## Exercise task
Pictures do not belong in the copy; transcribe everything else in the records exactly.

## Records for the exercise
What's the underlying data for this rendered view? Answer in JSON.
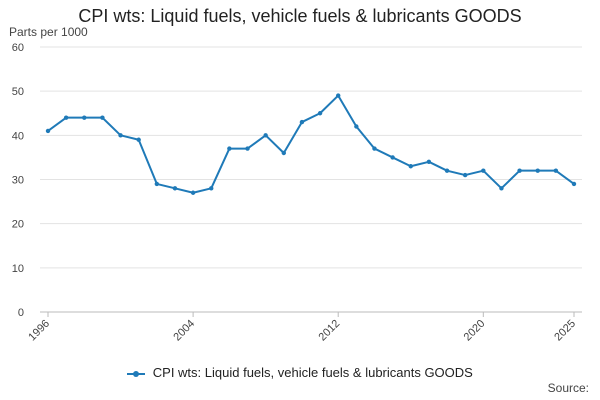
{
  "chart_data": {
    "type": "line",
    "title": "CPI wts: Liquid fuels, vehicle fuels & lubricants GOODS",
    "ylabel": "Parts per 1000",
    "xlabel": "",
    "x": [
      1996,
      1997,
      1998,
      1999,
      2000,
      2001,
      2002,
      2003,
      2004,
      2005,
      2006,
      2007,
      2008,
      2009,
      2010,
      2011,
      2012,
      2013,
      2014,
      2015,
      2016,
      2017,
      2018,
      2019,
      2020,
      2021,
      2022,
      2023,
      2024,
      2025
    ],
    "series": [
      {
        "name": "CPI wts: Liquid fuels, vehicle fuels & lubricants GOODS",
        "values": [
          41,
          44,
          44,
          44,
          40,
          39,
          29,
          28,
          27,
          28,
          37,
          37,
          40,
          36,
          43,
          45,
          49,
          42,
          37,
          35,
          33,
          34,
          32,
          31,
          32,
          28,
          32,
          32,
          32,
          29
        ]
      }
    ],
    "ylim": [
      0,
      60
    ],
    "yticks": [
      0,
      10,
      20,
      30,
      40,
      50,
      60
    ],
    "xticks": [
      1996,
      2004,
      2012,
      2020,
      2025
    ],
    "grid": "horizontal",
    "legend_position": "bottom",
    "colors": {
      "series": "#1f7ab8",
      "grid": "#e3e3e3",
      "axis": "#bbbbbb"
    }
  },
  "source_label": "Source:"
}
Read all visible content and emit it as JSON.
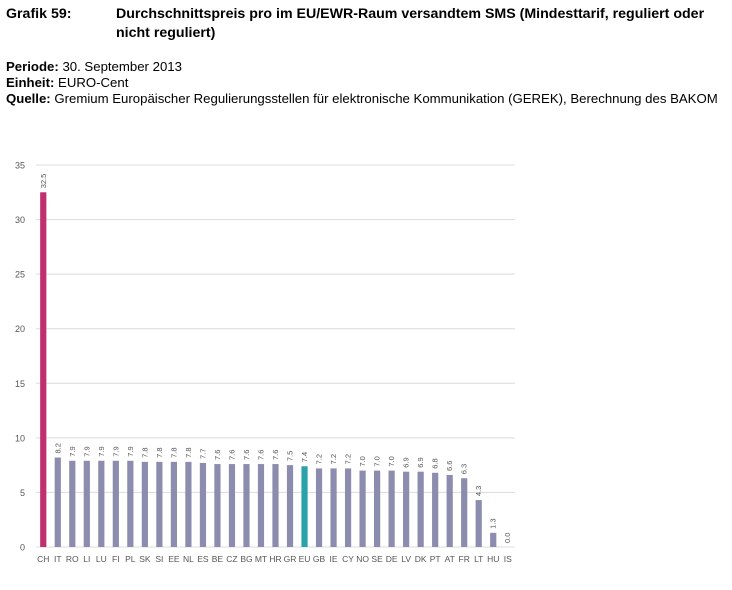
{
  "header": {
    "grafik_label": "Grafik 59:",
    "title": "Durchschnittspreis pro im EU/EWR-Raum versandtem SMS (Mindesttarif, reguliert oder nicht reguliert)",
    "periode_label": "Periode:",
    "periode_value": "30. September 2013",
    "einheit_label": "Einheit:",
    "einheit_value": "EURO-Cent",
    "quelle_label": "Quelle:",
    "quelle_value": "Gremium Europäischer Regulierungsstellen für elektronische Kommunikation (GEREK), Berechnung des BAKOM"
  },
  "chart_data": {
    "type": "bar",
    "categories": [
      "CH",
      "IT",
      "RO",
      "LI",
      "LU",
      "FI",
      "PL",
      "SK",
      "SI",
      "EE",
      "NL",
      "ES",
      "BE",
      "CZ",
      "BG",
      "MT",
      "HR",
      "GR",
      "EU",
      "GB",
      "IE",
      "CY",
      "NO",
      "SE",
      "DE",
      "LV",
      "DK",
      "PT",
      "AT",
      "FR",
      "LT",
      "HU",
      "IS"
    ],
    "values": [
      32.5,
      8.2,
      7.9,
      7.9,
      7.9,
      7.9,
      7.9,
      7.8,
      7.8,
      7.8,
      7.8,
      7.7,
      7.6,
      7.6,
      7.6,
      7.6,
      7.6,
      7.5,
      7.4,
      7.2,
      7.2,
      7.2,
      7.0,
      7.0,
      7.0,
      6.9,
      6.9,
      6.8,
      6.6,
      6.3,
      4.3,
      1.3,
      0.0
    ],
    "data_labels": [
      "32.5",
      "8.2",
      "7.9",
      "7.9",
      "7.9",
      "7.9",
      "7.9",
      "7.8",
      "7.8",
      "7.8",
      "7.8",
      "7.7",
      "7.6",
      "7.6",
      "7.6",
      "7.6",
      "7.6",
      "7.5",
      "7.4",
      "7.2",
      "7.2",
      "7.2",
      "7.0",
      "7.0",
      "7.0",
      "6.9",
      "6.9",
      "6.8",
      "6.6",
      "6.3",
      "4.3",
      "1.3",
      "0.0"
    ],
    "yticks": [
      "0",
      "5",
      "10",
      "15",
      "20",
      "25",
      "30",
      "35"
    ],
    "ylim": [
      0,
      35
    ],
    "grid": true,
    "colors": {
      "default": "#8c8cae",
      "CH": "#c0306e",
      "EU": "#2aa3a8",
      "grid": "#dcdcdc",
      "axis_text": "#555555"
    }
  }
}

## Result
What's the underlying data for this rendered view? Answer in JSON.
{
  "chart_data": {
    "type": "line",
    "title": "CPI wts: Liquid fuels, vehicle fuels & lubricants GOODS",
    "ylabel": "Parts per 1000",
    "xlabel": "",
    "x": [
      1996,
      1997,
      1998,
      1999,
      2000,
      2001,
      2002,
      2003,
      2004,
      2005,
      2006,
      2007,
      2008,
      2009,
      2010,
      2011,
      2012,
      2013,
      2014,
      2015,
      2016,
      2017,
      2018,
      2019,
      2020,
      2021,
      2022,
      2023,
      2024,
      2025
    ],
    "series": [
      {
        "name": "CPI wts: Liquid fuels, vehicle fuels & lubricants GOODS",
        "values": [
          41,
          44,
          44,
          44,
          40,
          39,
          29,
          28,
          27,
          28,
          37,
          37,
          40,
          36,
          43,
          45,
          49,
          42,
          37,
          35,
          33,
          34,
          32,
          31,
          32,
          28,
          32,
          32,
          32,
          29
        ]
      }
    ],
    "ylim": [
      0,
      60
    ],
    "yticks": [
      0,
      10,
      20,
      30,
      40,
      50,
      60
    ],
    "xticks": [
      1996,
      2004,
      2012,
      2020,
      2025
    ],
    "grid": "horizontal",
    "legend_position": "bottom",
    "colors": {
      "series": "#1f7ab8",
      "grid": "#e3e3e3",
      "axis": "#bbbbbb"
    }
  },
  "source_label": "Source:"
}
Read all visible content and emit it as JSON.
{
  "header": {
    "grafik_label": "Grafik 59:",
    "title": "Durchschnittspreis pro im EU/EWR-Raum versandtem SMS (Mindesttarif, reguliert oder nicht reguliert)",
    "periode_label": "Periode:",
    "periode_value": "30. September 2013",
    "einheit_label": "Einheit:",
    "einheit_value": "EURO-Cent",
    "quelle_label": "Quelle:",
    "quelle_value": "Gremium Europäischer Regulierungsstellen für elektronische Kommunikation (GEREK), Berechnung des BAKOM"
  },
  "chart_data": {
    "type": "bar",
    "categories": [
      "CH",
      "IT",
      "RO",
      "LI",
      "LU",
      "FI",
      "PL",
      "SK",
      "SI",
      "EE",
      "NL",
      "ES",
      "BE",
      "CZ",
      "BG",
      "MT",
      "HR",
      "GR",
      "EU",
      "GB",
      "IE",
      "CY",
      "NO",
      "SE",
      "DE",
      "LV",
      "DK",
      "PT",
      "AT",
      "FR",
      "LT",
      "HU",
      "IS"
    ],
    "values": [
      32.5,
      8.2,
      7.9,
      7.9,
      7.9,
      7.9,
      7.9,
      7.8,
      7.8,
      7.8,
      7.8,
      7.7,
      7.6,
      7.6,
      7.6,
      7.6,
      7.6,
      7.5,
      7.4,
      7.2,
      7.2,
      7.2,
      7.0,
      7.0,
      7.0,
      6.9,
      6.9,
      6.8,
      6.6,
      6.3,
      4.3,
      1.3,
      0.0
    ],
    "data_labels": [
      "32.5",
      "8.2",
      "7.9",
      "7.9",
      "7.9",
      "7.9",
      "7.9",
      "7.8",
      "7.8",
      "7.8",
      "7.8",
      "7.7",
      "7.6",
      "7.6",
      "7.6",
      "7.6",
      "7.6",
      "7.5",
      "7.4",
      "7.2",
      "7.2",
      "7.2",
      "7.0",
      "7.0",
      "7.0",
      "6.9",
      "6.9",
      "6.8",
      "6.6",
      "6.3",
      "4.3",
      "1.3",
      "0.0"
    ],
    "yticks": [
      "0",
      "5",
      "10",
      "15",
      "20",
      "25",
      "30",
      "35"
    ],
    "ylim": [
      0,
      35
    ],
    "grid": true,
    "colors": {
      "default": "#8c8cae",
      "CH": "#c0306e",
      "EU": "#2aa3a8",
      "grid": "#dcdcdc",
      "axis_text": "#555555"
    }
  }
}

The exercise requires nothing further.